Removing an array of indexes from an given array

So I am having a bit of difficulty trying to think of the best way of doing this in javascript. I want to remove an array of unsorted indexes from an array that was X number of elements. For example

var index = [ 0, 7, 10, 2, 5, 11] array = [{field0: 0}, {field1: 1}, {field2: 2}, ... {field5: 5}, {field6: 6}...]

So I tried using a nested for loop with splice, but then when I splice, my array loses its indexing and screws up.

The end result should come out to be like array = [{field1: 1}, {field3: 3}, {field4: 4}, .... {field6: 6} ...]

Any help would be greatly appreciated.

Answers


Dave Bush February 2016

I would iterate through array (for/next loop) and at each element see if the number exist in index (index.indexOf(n)). If it does, push the element to a new temporary array.

when you are done, either copy the temp array back to array OR array.length = 0 and push the elements from the temp array back onto the original array.

something like this:

var index = [ 0, 7, 10, 2, 5, 11]
var array = [{field0: 0}, {field1: 1}, {field2: 2},{field3: 3}, {field4: 4}];
var tempArray = [];

for(var arrayIndex = 0;arrayIndex < array.length;arrayIndex++){
    if(index.indexOf(arrayIndex) === -1)
    {
        tempArray.push(array[arrayIndex]);
    }
}
array = tempArray;


Bennett Adams February 2016

If sorting the array of elements to remove is not an issue, you can just do the following:

  var array = [{field0: 0}, {field1: 1}, {field2: 2}, {field3: 3}, {field4: 4}, {field5: 5}, {field6: 6}, {field7: 7}, {field8: 8}, {field9: 9}];
  var indices = [0, 7, 2, 5];

  indices.sort(function(a, b) {
      if ( a > b ) { 
          return 1;
      } else if ( b > a ) { 
          return -1;
      } else {
          return 0;
      }
  });
  for (var i = 0, offset = 0; i < indices.length; i++, offset++) {   
      array.splice(indices[i] - offset, 1);
  }
  console.log(array);

And if for some reason you were unable to sort the array of indices to remove, you could keep track of the offset with the following:

  var array = [{field0: 0}, {field1: 1}, {field2: 2}, {field3: 3}, {field4: 4}, {field5: 5}, {field6: 6}, {field7: 7}, {field8: 8}, {field9: 9}];
  var indices = [0, 7, 2, 5];

  var removedIndices = [];
  function calcOffset(val) {
      var numRemoved = 0;
      for (var j = 0; j < removedIndices.length; j++) {
          if (val > removedIndices[j]) {
              numRemoved++;
          }
      }
      return numRemoved;
  }

  for (var i = 0, offset = 0; i < indices.length; i++, offset++) { 
      var offset = calcOffset(indices[i]);  
      array.splice(indices[i] - offset, 1);
      removedIndices.push(indices[i]);
  }

  console.log(array);


georg February 2016

The solution to your problem is really a one-liner:

array = [00,11,22,33,44,55,66,77];
indexes = [1,7,5,3];

array = array.filter(function(_,i) { return indexes.indexOf(i) < 0 });

document.write('<pre>'+JSON.stringify(array,0,3));


Sirjan Sharma February 2016

You can try deleting them with delete array[index[count]] by looping as long as undefined is not a problem.

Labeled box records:
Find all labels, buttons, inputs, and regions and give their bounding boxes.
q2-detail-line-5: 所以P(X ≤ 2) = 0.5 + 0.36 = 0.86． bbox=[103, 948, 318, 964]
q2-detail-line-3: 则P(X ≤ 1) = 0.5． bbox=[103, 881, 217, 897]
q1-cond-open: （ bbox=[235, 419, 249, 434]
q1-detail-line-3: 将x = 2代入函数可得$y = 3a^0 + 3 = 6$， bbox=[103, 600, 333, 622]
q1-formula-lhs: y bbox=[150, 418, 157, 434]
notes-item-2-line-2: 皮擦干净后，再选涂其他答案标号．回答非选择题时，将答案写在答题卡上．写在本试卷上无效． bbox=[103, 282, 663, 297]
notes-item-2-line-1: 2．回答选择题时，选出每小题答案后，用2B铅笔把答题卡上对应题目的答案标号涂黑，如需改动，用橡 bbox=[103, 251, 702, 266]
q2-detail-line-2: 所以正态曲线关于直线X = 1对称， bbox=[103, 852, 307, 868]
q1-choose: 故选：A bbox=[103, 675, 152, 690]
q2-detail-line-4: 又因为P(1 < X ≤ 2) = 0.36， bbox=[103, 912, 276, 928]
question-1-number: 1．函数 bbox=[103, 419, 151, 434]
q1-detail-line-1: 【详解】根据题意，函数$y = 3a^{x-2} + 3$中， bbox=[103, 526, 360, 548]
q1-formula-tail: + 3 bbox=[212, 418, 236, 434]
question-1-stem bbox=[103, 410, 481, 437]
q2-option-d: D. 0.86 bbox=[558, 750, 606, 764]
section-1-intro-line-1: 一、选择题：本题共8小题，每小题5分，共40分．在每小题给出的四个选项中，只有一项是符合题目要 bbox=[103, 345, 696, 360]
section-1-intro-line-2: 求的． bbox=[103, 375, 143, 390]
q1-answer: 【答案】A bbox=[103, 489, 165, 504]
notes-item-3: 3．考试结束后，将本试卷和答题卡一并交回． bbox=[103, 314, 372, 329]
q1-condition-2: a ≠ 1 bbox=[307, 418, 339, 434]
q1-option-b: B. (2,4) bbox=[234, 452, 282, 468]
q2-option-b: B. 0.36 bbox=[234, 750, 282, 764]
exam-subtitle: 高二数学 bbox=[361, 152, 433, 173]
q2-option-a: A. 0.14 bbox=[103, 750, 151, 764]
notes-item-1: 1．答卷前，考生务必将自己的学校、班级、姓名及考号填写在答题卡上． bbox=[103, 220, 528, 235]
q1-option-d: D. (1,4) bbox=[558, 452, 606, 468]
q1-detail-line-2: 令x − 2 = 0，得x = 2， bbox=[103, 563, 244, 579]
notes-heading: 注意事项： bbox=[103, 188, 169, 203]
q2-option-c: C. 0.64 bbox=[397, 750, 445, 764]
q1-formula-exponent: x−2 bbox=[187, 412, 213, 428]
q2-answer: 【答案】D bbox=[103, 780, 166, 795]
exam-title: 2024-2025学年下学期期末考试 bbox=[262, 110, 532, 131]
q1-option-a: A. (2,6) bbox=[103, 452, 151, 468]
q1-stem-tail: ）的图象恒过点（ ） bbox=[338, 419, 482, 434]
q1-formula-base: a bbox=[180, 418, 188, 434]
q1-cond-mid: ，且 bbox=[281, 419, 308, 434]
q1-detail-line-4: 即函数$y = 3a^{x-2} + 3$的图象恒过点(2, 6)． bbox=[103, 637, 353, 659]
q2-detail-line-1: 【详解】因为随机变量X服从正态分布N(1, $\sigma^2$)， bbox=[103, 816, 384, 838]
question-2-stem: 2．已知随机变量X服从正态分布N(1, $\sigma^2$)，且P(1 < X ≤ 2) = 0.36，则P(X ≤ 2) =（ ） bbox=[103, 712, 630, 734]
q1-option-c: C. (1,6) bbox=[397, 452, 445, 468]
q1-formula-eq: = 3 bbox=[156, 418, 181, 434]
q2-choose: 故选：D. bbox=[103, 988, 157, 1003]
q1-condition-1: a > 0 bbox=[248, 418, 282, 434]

*STATED EXERCISE A:* Summarize the forum thread about removing array indexes in two sentences.
*STATED EXERCISE B:*
Answer these questions from the forum thread about removing array indexes:
(i) What did the poster try that made the array lose its indexing?
(ii) Which array method does georg's one-liner call on the array?
(iii) What condition does Sirjan Sharma attach to deleting the entries with delete?
*STATED EXERCISE C:* Return the passage of the forum thread about removing array indexes starting with "var index = [ 0, 7, 10, 2, 5, 11] array" and going on through "be greatly appreciated.".
Rely only on the forum thread about removing array indexes.

*WRITTEN RESPONSE A:* The poster wants to remove an unsorted array of indexes from a JavaScript array, but a nested for loop with splice made the array lose its indexing. Replies suggest building a new temporary array, sorting the indices and splicing with an offset (or tracking the offset without sorting), filtering the array in one line, or deleting the entries with delete if undefined is not a problem.

*WRITTEN RESPONSE B:*
(i) A nested for loop with splice.
(ii) filter.
(iii) That undefined is not a problem.

*WRITTEN RESPONSE C:*
var index = [ 0, 7, 10, 2, 5, 11] array = [{field0: 0}, {field1: 1}, {field2: 2}, ... {field5: 5}, {field6: 6}...]

So I tried using a nested for loop with splice, but then when I splice, my array loses its indexing and screws up.

The end result should come out to be like array = [{field1: 1}, {field3: 3}, {field4: 4}, .... {field6: 6} ...]

Any help would be greatly appreciated.